Aim of the exercise ->
Quote all lines below exactly. Images stay out.

— Start of The input —

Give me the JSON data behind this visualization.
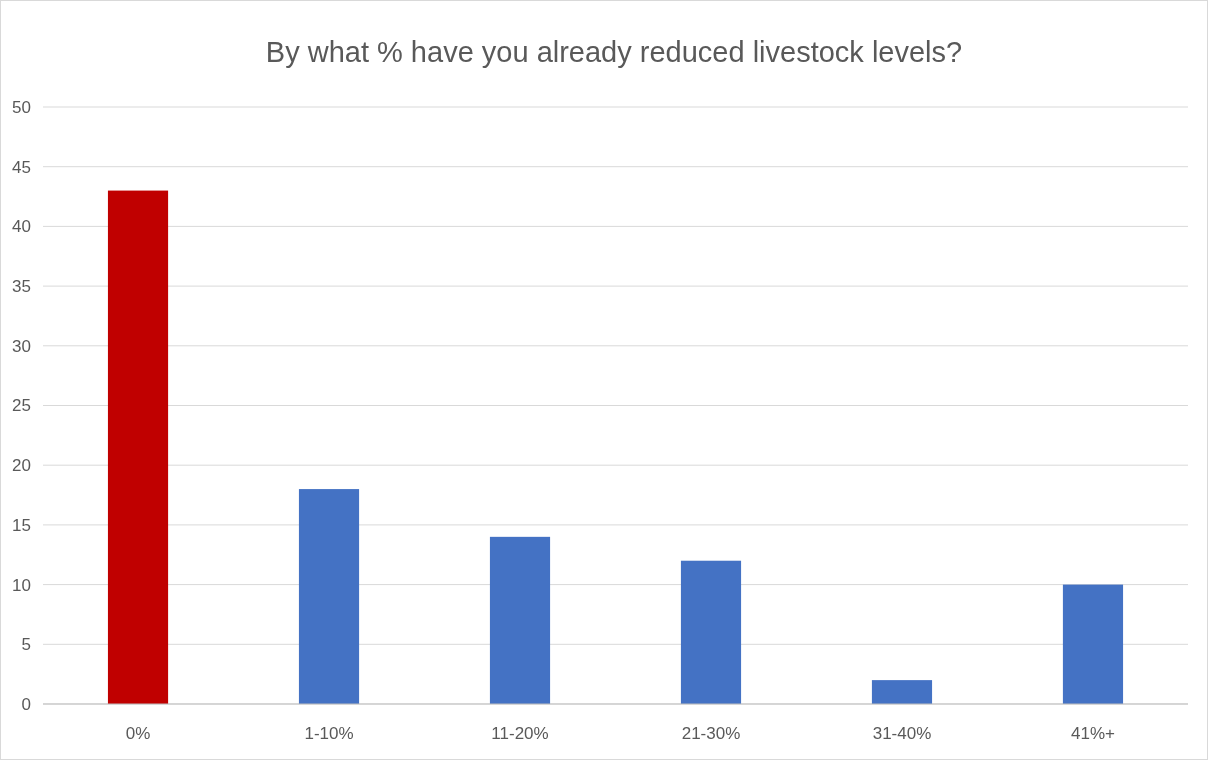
{
  "chart_data": {
    "type": "bar",
    "title": "By what % have you already reduced livestock levels?",
    "categories": [
      "0%",
      "1-10%",
      "11-20%",
      "21-30%",
      "31-40%",
      "41%+"
    ],
    "values": [
      43,
      18,
      14,
      12,
      2,
      10
    ],
    "colors": [
      "#c00000",
      "#4472c4",
      "#4472c4",
      "#4472c4",
      "#4472c4",
      "#4472c4"
    ],
    "ylim": [
      0,
      50
    ],
    "yticks": [
      0,
      5,
      10,
      15,
      20,
      25,
      30,
      35,
      40,
      45,
      50
    ],
    "grid": "y"
  }
}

— End of The input —

Answer ->
Give me the JSON data behind this visualization.
{
  "chart_data": {
    "type": "bar",
    "title": "By what % have you already reduced livestock levels?",
    "categories": [
      "0%",
      "1-10%",
      "11-20%",
      "21-30%",
      "31-40%",
      "41%+"
    ],
    "values": [
      43,
      18,
      14,
      12,
      2,
      10
    ],
    "colors": [
      "#c00000",
      "#4472c4",
      "#4472c4",
      "#4472c4",
      "#4472c4",
      "#4472c4"
    ],
    "ylim": [
      0,
      50
    ],
    "yticks": [
      0,
      5,
      10,
      15,
      20,
      25,
      30,
      35,
      40,
      45,
      50
    ],
    "grid": "y"
  }
}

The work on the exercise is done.